Problem requirements =
Output every entry exactly as written, but omit the pictures.

::: Record set

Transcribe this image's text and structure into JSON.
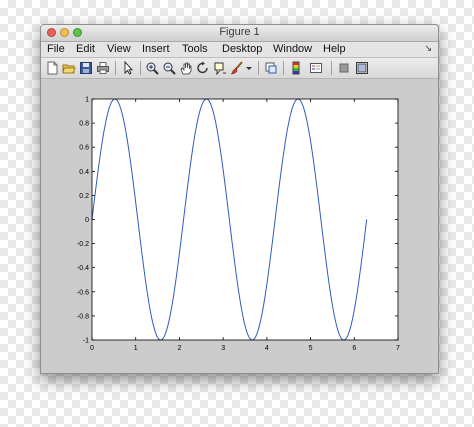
{
  "window": {
    "title": "Figure 1"
  },
  "menu": {
    "items": [
      {
        "label": "File"
      },
      {
        "label": "Edit"
      },
      {
        "label": "View"
      },
      {
        "label": "Insert"
      },
      {
        "label": "Tools"
      },
      {
        "label": "Desktop"
      },
      {
        "label": "Window"
      },
      {
        "label": "Help"
      }
    ],
    "overflow_glyph": "↘"
  },
  "toolbar": {
    "icons": [
      "new-figure-icon",
      "open-file-icon",
      "save-icon",
      "print-icon",
      "select-arrow-icon",
      "zoom-in-icon",
      "zoom-out-icon",
      "pan-hand-icon",
      "rotate-3d-icon",
      "data-cursor-icon",
      "brush-icon",
      "brush-dropdown-icon",
      "link-plot-icon",
      "insert-colorbar-icon",
      "insert-legend-icon",
      "hide-plot-tools-icon",
      "show-plot-tools-icon"
    ]
  },
  "colors": {
    "line": "#2f5bbd",
    "axes_bg": "#ffffff",
    "figure_bg": "#cccccc"
  },
  "chart_data": {
    "type": "line",
    "function": "sin(3x)",
    "x_range": [
      0,
      6.283
    ],
    "xlim": [
      0,
      7
    ],
    "ylim": [
      -1,
      1
    ],
    "xticks": [
      "0",
      "1",
      "2",
      "3",
      "4",
      "5",
      "6",
      "7"
    ],
    "yticks": [
      "-1",
      "-0.8",
      "-0.6",
      "-0.4",
      "-0.2",
      "0",
      "0.2",
      "0.4",
      "0.6",
      "0.8",
      "1"
    ],
    "series": [
      {
        "color": "#2f5bbd"
      }
    ],
    "grid": false,
    "title": "",
    "xlabel": "",
    "ylabel": ""
  }
}
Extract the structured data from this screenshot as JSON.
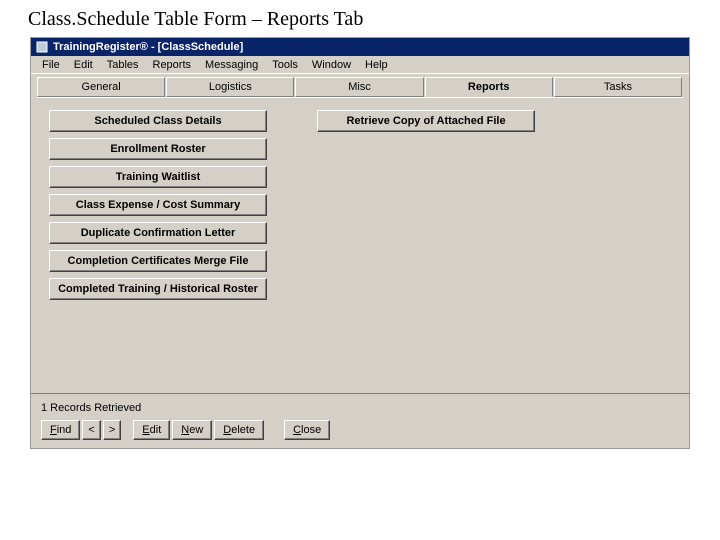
{
  "page_heading": "Class.Schedule Table Form – Reports Tab",
  "window": {
    "title": "TrainingRegister® - [ClassSchedule]"
  },
  "menu": {
    "items": [
      "File",
      "Edit",
      "Tables",
      "Reports",
      "Messaging",
      "Tools",
      "Window",
      "Help"
    ]
  },
  "tabs": {
    "items": [
      {
        "label": "General",
        "active": false
      },
      {
        "label": "Logistics",
        "active": false
      },
      {
        "label": "Misc",
        "active": false
      },
      {
        "label": "Reports",
        "active": true
      },
      {
        "label": "Tasks",
        "active": false
      }
    ]
  },
  "reports": {
    "left": [
      "Scheduled Class Details",
      "Enrollment Roster",
      "Training Waitlist",
      "Class Expense / Cost Summary",
      "Duplicate Confirmation Letter",
      "Completion Certificates Merge File",
      "Completed Training / Historical Roster"
    ],
    "right": [
      "Retrieve Copy of Attached File"
    ]
  },
  "footer": {
    "status": "1 Records Retrieved",
    "find": "Find",
    "prev": "<",
    "next": ">",
    "edit": "Edit",
    "new": "New",
    "delete": "Delete",
    "close": "Close"
  }
}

::::::

Finished exercise =
Transcribe this image's text and structure into JSON.
{
  "window": {
    "title": "Figure 1"
  },
  "menu": {
    "items": [
      {
        "label": "File"
      },
      {
        "label": "Edit"
      },
      {
        "label": "View"
      },
      {
        "label": "Insert"
      },
      {
        "label": "Tools"
      },
      {
        "label": "Desktop"
      },
      {
        "label": "Window"
      },
      {
        "label": "Help"
      }
    ],
    "overflow_glyph": "↘"
  },
  "toolbar": {
    "icons": [
      "new-figure-icon",
      "open-file-icon",
      "save-icon",
      "print-icon",
      "select-arrow-icon",
      "zoom-in-icon",
      "zoom-out-icon",
      "pan-hand-icon",
      "rotate-3d-icon",
      "data-cursor-icon",
      "brush-icon",
      "brush-dropdown-icon",
      "link-plot-icon",
      "insert-colorbar-icon",
      "insert-legend-icon",
      "hide-plot-tools-icon",
      "show-plot-tools-icon"
    ]
  },
  "colors": {
    "line": "#2f5bbd",
    "axes_bg": "#ffffff",
    "figure_bg": "#cccccc"
  },
  "chart_data": {
    "type": "line",
    "function": "sin(3x)",
    "x_range": [
      0,
      6.283
    ],
    "xlim": [
      0,
      7
    ],
    "ylim": [
      -1,
      1
    ],
    "xticks": [
      "0",
      "1",
      "2",
      "3",
      "4",
      "5",
      "6",
      "7"
    ],
    "yticks": [
      "-1",
      "-0.8",
      "-0.6",
      "-0.4",
      "-0.2",
      "0",
      "0.2",
      "0.4",
      "0.6",
      "0.8",
      "1"
    ],
    "series": [
      {
        "color": "#2f5bbd"
      }
    ],
    "grid": false,
    "title": "",
    "xlabel": "",
    "ylabel": ""
  }
}
Extract the structured data from this screenshot as JSON.
{
  "page_heading": "Class.Schedule Table Form – Reports Tab",
  "window": {
    "title": "TrainingRegister® - [ClassSchedule]"
  },
  "menu": {
    "items": [
      "File",
      "Edit",
      "Tables",
      "Reports",
      "Messaging",
      "Tools",
      "Window",
      "Help"
    ]
  },
  "tabs": {
    "items": [
      {
        "label": "General",
        "active": false
      },
      {
        "label": "Logistics",
        "active": false
      },
      {
        "label": "Misc",
        "active": false
      },
      {
        "label": "Reports",
        "active": true
      },
      {
        "label": "Tasks",
        "active": false
      }
    ]
  },
  "reports": {
    "left": [
      "Scheduled Class Details",
      "Enrollment Roster",
      "Training Waitlist",
      "Class Expense / Cost Summary",
      "Duplicate Confirmation Letter",
      "Completion Certificates Merge File",
      "Completed Training / Historical Roster"
    ],
    "right": [
      "Retrieve Copy of Attached File"
    ]
  },
  "footer": {
    "status": "1 Records Retrieved",
    "find": "Find",
    "prev": "<",
    "next": ">",
    "edit": "Edit",
    "new": "New",
    "delete": "Delete",
    "close": "Close"
  }
}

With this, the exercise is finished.